◆ **Do this**: Set down all of the data that follows word for word, without the images.
:: Dataset excerpts ::
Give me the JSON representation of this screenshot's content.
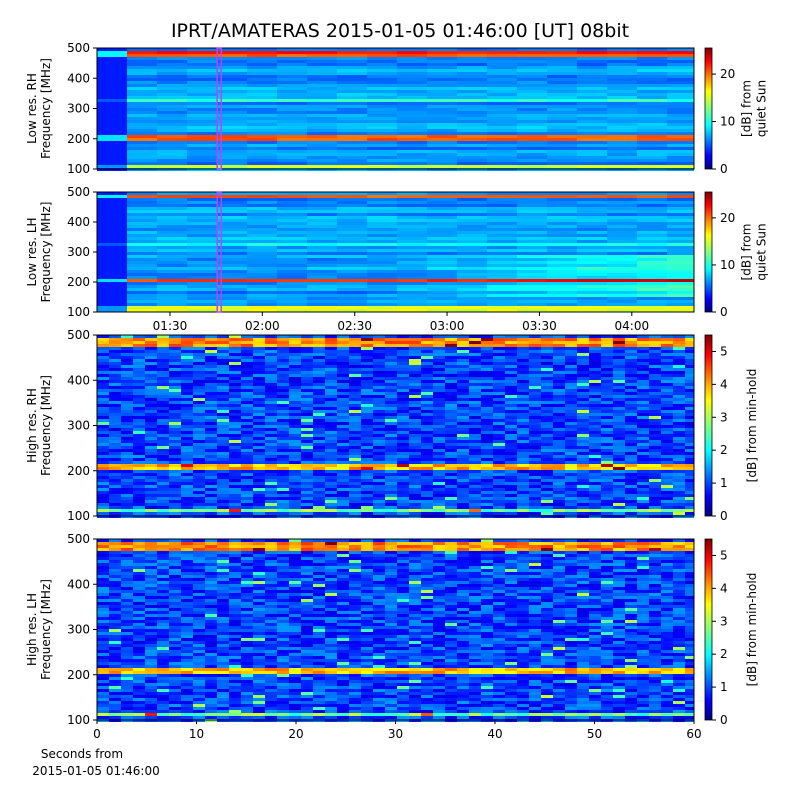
{
  "title": "IPRT/AMATERAS 2015-01-05 01:46:00 [UT]   08bit",
  "chart_data": [
    {
      "type": "heatmap",
      "ylabel": [
        "Low res. RH",
        "Frequency [MHz]"
      ],
      "xlim": [
        66.3,
        260.2
      ],
      "marker": 106,
      "ylim": [
        100,
        500
      ],
      "yticks": [
        100,
        200,
        300,
        400,
        500
      ],
      "colormap": "jet",
      "colorbar": {
        "label": [
          "[dB] from",
          "quiet Sun"
        ],
        "lim": [
          0,
          25.5
        ],
        "ticks": [
          0,
          10,
          20
        ]
      }
    },
    {
      "type": "heatmap",
      "ylabel": [
        "Low res. LH",
        "Frequency [MHz]"
      ],
      "xlim": [
        66.3,
        260.2
      ],
      "marker": 106,
      "xticks": [
        {
          "value": 90,
          "label": "01:30"
        },
        {
          "value": 120,
          "label": "02:00"
        },
        {
          "value": 150,
          "label": "02:30"
        },
        {
          "value": 180,
          "label": "03:00"
        },
        {
          "value": 210,
          "label": "03:30"
        },
        {
          "value": 240,
          "label": "04:00"
        }
      ],
      "ylim": [
        100,
        500
      ],
      "yticks": [
        100,
        200,
        300,
        400,
        500
      ],
      "colormap": "jet",
      "colorbar": {
        "label": [
          "[dB] from",
          "quiet Sun"
        ],
        "lim": [
          0,
          25.5
        ],
        "ticks": [
          0,
          10,
          20
        ]
      }
    },
    {
      "type": "heatmap",
      "ylabel": [
        "High res. RH",
        "Frequency [MHz]"
      ],
      "xlim": [
        0,
        60
      ],
      "ylim": [
        100,
        500
      ],
      "yticks": [
        100,
        200,
        300,
        400,
        500
      ],
      "colormap": "jet",
      "colorbar": {
        "label": [
          "[dB] from min-hold"
        ],
        "lim": [
          0,
          5.5
        ],
        "ticks": [
          0,
          1,
          2,
          3,
          4,
          5
        ]
      }
    },
    {
      "type": "heatmap",
      "ylabel": [
        "High res. LH",
        "Frequency [MHz]"
      ],
      "xlim": [
        0,
        60
      ],
      "xticks": [
        0,
        10,
        20,
        30,
        40,
        50,
        60
      ],
      "xlabel": [
        "Seconds from",
        "2015-01-05 01:46:00"
      ],
      "ylim": [
        100,
        500
      ],
      "yticks": [
        100,
        200,
        300,
        400,
        500
      ],
      "colormap": "jet",
      "colorbar": {
        "label": [
          "[dB] from min-hold"
        ],
        "lim": [
          0,
          5.5
        ],
        "ticks": [
          0,
          1,
          2,
          3,
          4,
          5
        ]
      }
    }
  ]
}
:::
◆ **Solution for this task**:
Give me the JSON representation of this screenshot's content.
{
  "title": "IPRT/AMATERAS 2015-01-05 01:46:00 [UT]   08bit",
  "chart_data": [
    {
      "type": "heatmap",
      "ylabel": [
        "Low res. RH",
        "Frequency [MHz]"
      ],
      "xlim": [
        66.3,
        260.2
      ],
      "marker": 106,
      "ylim": [
        100,
        500
      ],
      "yticks": [
        100,
        200,
        300,
        400,
        500
      ],
      "colormap": "jet",
      "colorbar": {
        "label": [
          "[dB] from",
          "quiet Sun"
        ],
        "lim": [
          0,
          25.5
        ],
        "ticks": [
          0,
          10,
          20
        ]
      }
    },
    {
      "type": "heatmap",
      "ylabel": [
        "Low res. LH",
        "Frequency [MHz]"
      ],
      "xlim": [
        66.3,
        260.2
      ],
      "marker": 106,
      "xticks": [
        {
          "value": 90,
          "label": "01:30"
        },
        {
          "value": 120,
          "label": "02:00"
        },
        {
          "value": 150,
          "label": "02:30"
        },
        {
          "value": 180,
          "label": "03:00"
        },
        {
          "value": 210,
          "label": "03:30"
        },
        {
          "value": 240,
          "label": "04:00"
        }
      ],
      "ylim": [
        100,
        500
      ],
      "yticks": [
        100,
        200,
        300,
        400,
        500
      ],
      "colormap": "jet",
      "colorbar": {
        "label": [
          "[dB] from",
          "quiet Sun"
        ],
        "lim": [
          0,
          25.5
        ],
        "ticks": [
          0,
          10,
          20
        ]
      }
    },
    {
      "type": "heatmap",
      "ylabel": [
        "High res. RH",
        "Frequency [MHz]"
      ],
      "xlim": [
        0,
        60
      ],
      "ylim": [
        100,
        500
      ],
      "yticks": [
        100,
        200,
        300,
        400,
        500
      ],
      "colormap": "jet",
      "colorbar": {
        "label": [
          "[dB] from min-hold"
        ],
        "lim": [
          0,
          5.5
        ],
        "ticks": [
          0,
          1,
          2,
          3,
          4,
          5
        ]
      }
    },
    {
      "type": "heatmap",
      "ylabel": [
        "High res. LH",
        "Frequency [MHz]"
      ],
      "xlim": [
        0,
        60
      ],
      "xticks": [
        0,
        10,
        20,
        30,
        40,
        50,
        60
      ],
      "xlabel": [
        "Seconds from",
        "2015-01-05 01:46:00"
      ],
      "ylim": [
        100,
        500
      ],
      "yticks": [
        100,
        200,
        300,
        400,
        500
      ],
      "colormap": "jet",
      "colorbar": {
        "label": [
          "[dB] from min-hold"
        ],
        "lim": [
          0,
          5.5
        ],
        "ticks": [
          0,
          1,
          2,
          3,
          4,
          5
        ]
      }
    }
  ]
}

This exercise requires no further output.